-- BEGIN --

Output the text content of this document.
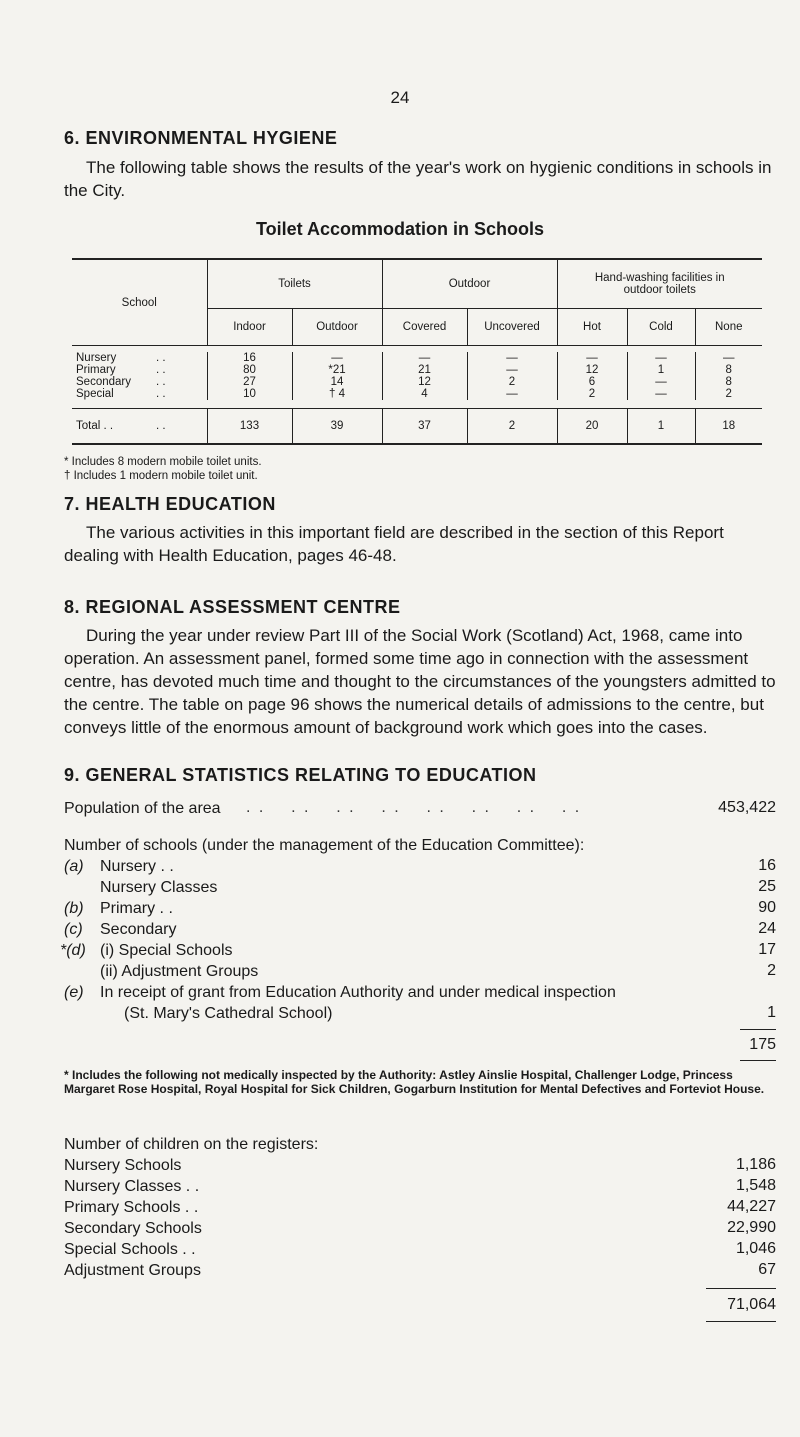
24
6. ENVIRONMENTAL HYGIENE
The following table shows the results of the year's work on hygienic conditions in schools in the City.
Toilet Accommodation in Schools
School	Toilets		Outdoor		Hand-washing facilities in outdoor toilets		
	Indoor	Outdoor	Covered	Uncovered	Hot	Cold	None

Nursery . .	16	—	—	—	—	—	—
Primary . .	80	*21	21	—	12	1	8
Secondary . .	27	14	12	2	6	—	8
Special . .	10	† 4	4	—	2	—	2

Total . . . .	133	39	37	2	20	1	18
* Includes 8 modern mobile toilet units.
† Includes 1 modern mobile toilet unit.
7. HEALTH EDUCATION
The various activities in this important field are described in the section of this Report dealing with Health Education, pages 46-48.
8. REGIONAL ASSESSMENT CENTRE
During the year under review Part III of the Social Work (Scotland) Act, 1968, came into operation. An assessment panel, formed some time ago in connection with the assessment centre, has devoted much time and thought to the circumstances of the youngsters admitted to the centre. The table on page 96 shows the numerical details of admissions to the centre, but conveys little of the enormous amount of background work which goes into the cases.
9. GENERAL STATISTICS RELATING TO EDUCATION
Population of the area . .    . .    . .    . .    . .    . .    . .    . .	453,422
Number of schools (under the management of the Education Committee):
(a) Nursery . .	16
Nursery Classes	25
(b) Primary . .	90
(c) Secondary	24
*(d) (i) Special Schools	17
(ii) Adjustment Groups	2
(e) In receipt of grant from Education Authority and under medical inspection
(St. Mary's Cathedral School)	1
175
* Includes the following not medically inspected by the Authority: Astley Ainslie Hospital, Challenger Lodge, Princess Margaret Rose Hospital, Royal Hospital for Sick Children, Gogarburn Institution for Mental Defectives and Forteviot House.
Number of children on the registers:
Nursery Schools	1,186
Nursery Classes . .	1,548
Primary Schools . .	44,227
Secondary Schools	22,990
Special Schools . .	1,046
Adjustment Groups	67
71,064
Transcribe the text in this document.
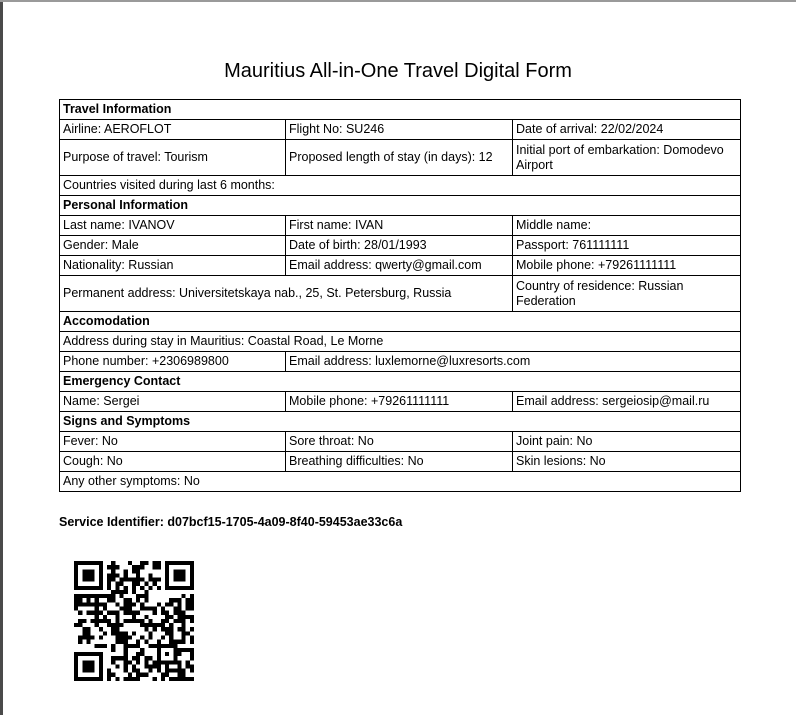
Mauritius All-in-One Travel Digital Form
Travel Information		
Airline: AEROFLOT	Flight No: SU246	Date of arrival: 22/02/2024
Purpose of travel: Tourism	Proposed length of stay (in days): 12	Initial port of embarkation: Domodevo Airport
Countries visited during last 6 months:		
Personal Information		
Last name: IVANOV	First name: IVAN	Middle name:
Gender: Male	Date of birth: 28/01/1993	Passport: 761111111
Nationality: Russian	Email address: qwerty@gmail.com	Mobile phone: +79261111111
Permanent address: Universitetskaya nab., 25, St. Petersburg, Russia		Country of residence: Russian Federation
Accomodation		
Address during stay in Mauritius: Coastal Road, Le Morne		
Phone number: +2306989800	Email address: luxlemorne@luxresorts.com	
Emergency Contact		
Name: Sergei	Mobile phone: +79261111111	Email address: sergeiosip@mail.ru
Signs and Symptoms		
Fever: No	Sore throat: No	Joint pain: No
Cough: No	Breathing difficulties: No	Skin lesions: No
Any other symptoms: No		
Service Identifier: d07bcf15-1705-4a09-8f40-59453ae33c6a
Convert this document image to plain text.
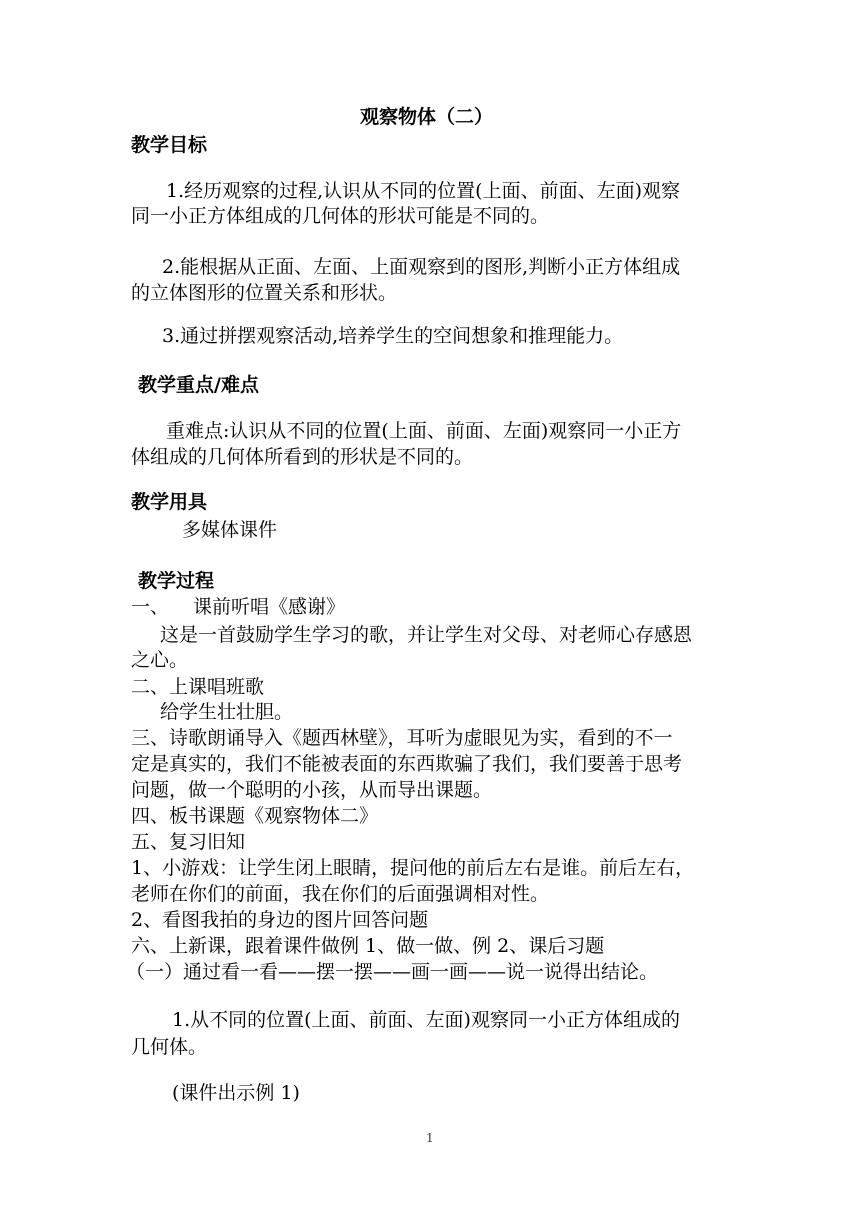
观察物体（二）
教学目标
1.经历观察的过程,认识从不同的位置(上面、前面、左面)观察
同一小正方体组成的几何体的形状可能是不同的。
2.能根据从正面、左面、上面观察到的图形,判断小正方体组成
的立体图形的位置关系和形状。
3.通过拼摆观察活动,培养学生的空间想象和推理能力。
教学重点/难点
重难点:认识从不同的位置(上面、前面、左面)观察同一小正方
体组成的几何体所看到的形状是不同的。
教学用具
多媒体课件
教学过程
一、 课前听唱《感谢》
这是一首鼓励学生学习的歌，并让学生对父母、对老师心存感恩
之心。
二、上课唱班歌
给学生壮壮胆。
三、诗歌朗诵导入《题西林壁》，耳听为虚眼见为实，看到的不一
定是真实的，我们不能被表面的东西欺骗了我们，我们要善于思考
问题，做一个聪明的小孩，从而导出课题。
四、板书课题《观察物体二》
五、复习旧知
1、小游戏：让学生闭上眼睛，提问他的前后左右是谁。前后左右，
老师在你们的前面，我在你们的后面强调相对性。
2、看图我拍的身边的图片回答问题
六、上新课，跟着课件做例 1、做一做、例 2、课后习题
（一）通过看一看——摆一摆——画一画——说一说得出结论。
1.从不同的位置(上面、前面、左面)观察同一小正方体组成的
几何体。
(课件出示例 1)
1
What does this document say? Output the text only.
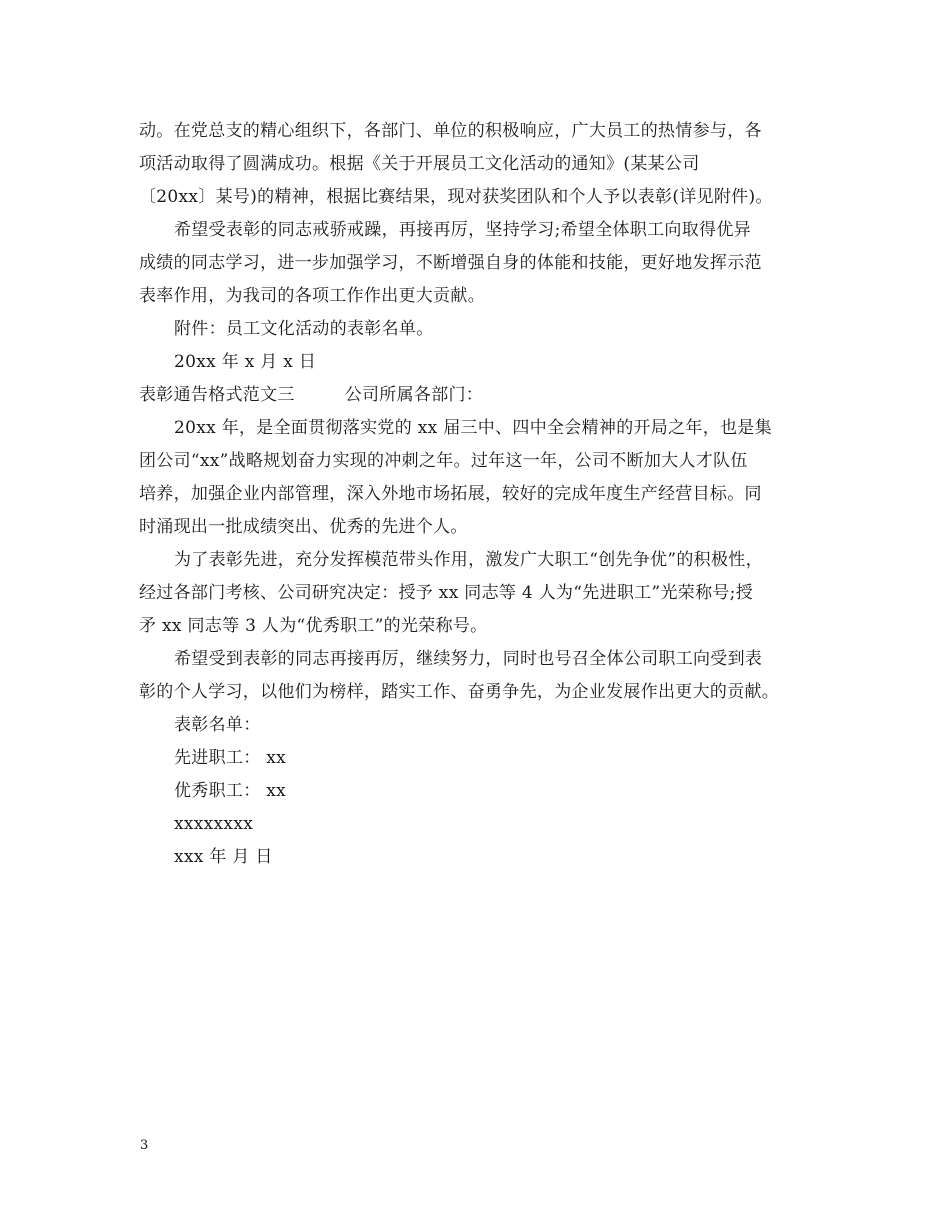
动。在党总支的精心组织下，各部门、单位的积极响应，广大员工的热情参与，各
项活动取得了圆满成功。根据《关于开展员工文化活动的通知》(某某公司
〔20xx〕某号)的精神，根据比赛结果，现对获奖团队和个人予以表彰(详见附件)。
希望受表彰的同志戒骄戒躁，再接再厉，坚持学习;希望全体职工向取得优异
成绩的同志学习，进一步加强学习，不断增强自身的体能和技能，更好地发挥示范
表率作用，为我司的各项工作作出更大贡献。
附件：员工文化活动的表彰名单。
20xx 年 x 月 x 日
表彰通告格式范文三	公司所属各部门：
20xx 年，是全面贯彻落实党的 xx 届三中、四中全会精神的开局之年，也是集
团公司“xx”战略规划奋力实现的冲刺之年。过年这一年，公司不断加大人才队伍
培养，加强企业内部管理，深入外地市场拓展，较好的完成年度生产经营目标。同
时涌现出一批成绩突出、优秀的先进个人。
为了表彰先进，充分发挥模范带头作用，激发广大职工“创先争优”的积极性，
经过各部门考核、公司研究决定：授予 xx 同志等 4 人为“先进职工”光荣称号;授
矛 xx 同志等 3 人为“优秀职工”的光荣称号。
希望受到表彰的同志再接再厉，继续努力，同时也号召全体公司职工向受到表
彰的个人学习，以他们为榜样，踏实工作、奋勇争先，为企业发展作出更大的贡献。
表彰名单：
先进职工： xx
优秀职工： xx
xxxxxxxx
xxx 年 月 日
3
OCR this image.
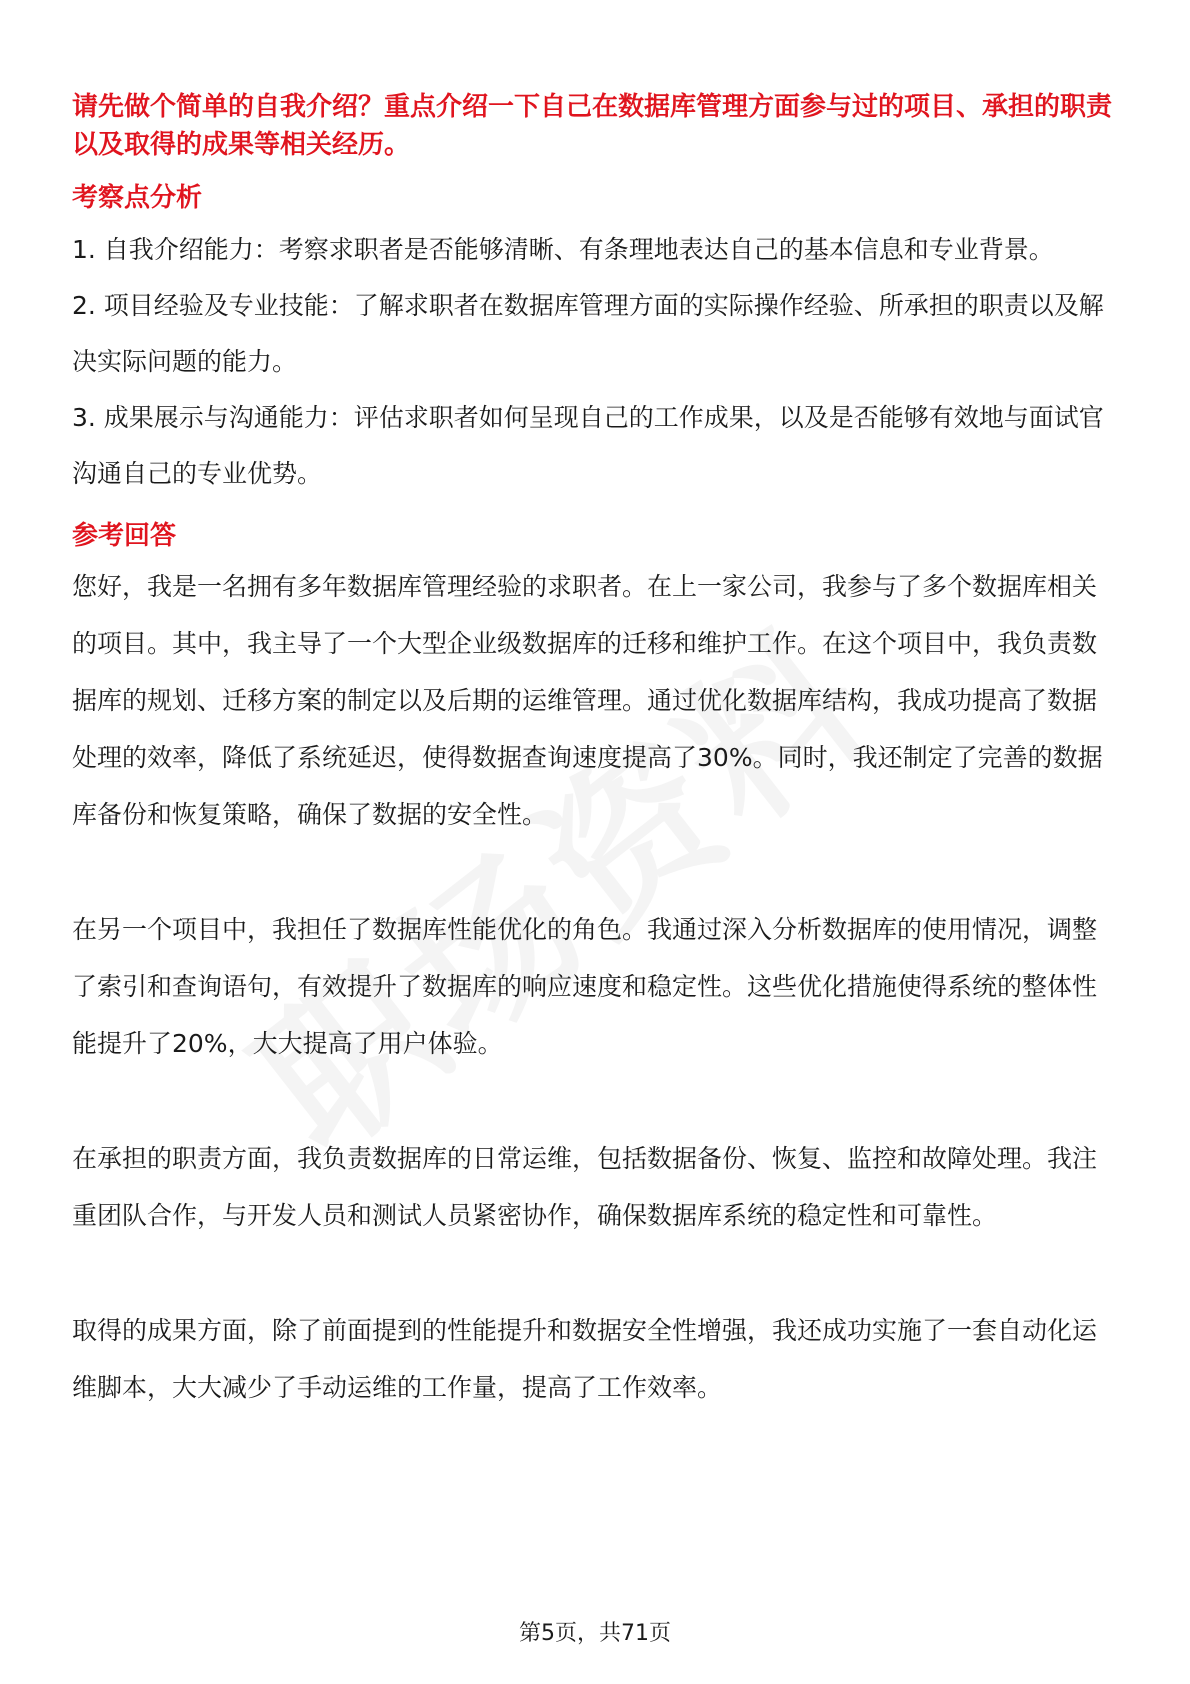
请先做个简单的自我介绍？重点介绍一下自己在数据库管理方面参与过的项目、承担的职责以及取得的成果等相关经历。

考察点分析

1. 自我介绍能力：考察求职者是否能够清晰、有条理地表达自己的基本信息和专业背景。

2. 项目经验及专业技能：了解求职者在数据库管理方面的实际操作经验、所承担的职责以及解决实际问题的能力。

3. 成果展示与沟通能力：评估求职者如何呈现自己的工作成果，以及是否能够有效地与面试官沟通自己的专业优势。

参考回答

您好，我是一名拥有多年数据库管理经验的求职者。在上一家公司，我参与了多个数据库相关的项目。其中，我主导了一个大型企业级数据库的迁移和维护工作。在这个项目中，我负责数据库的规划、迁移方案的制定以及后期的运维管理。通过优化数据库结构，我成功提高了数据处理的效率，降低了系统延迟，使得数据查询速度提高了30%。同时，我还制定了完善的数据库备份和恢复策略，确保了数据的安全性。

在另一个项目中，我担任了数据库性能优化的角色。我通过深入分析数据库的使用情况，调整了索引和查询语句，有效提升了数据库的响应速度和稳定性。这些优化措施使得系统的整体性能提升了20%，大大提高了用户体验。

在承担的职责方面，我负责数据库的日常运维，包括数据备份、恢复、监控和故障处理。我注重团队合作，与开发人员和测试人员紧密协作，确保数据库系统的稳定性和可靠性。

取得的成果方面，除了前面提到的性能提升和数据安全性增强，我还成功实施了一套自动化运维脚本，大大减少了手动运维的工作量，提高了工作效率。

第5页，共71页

-- END --

* **WORK TO COMPLETE**
Copy all lines from the material that hold "text".

* **ANSWER**
Output the text content of this document.
Transcribe the text in this document.
Convert this document image to plain text.
What does this document say? Output the text only.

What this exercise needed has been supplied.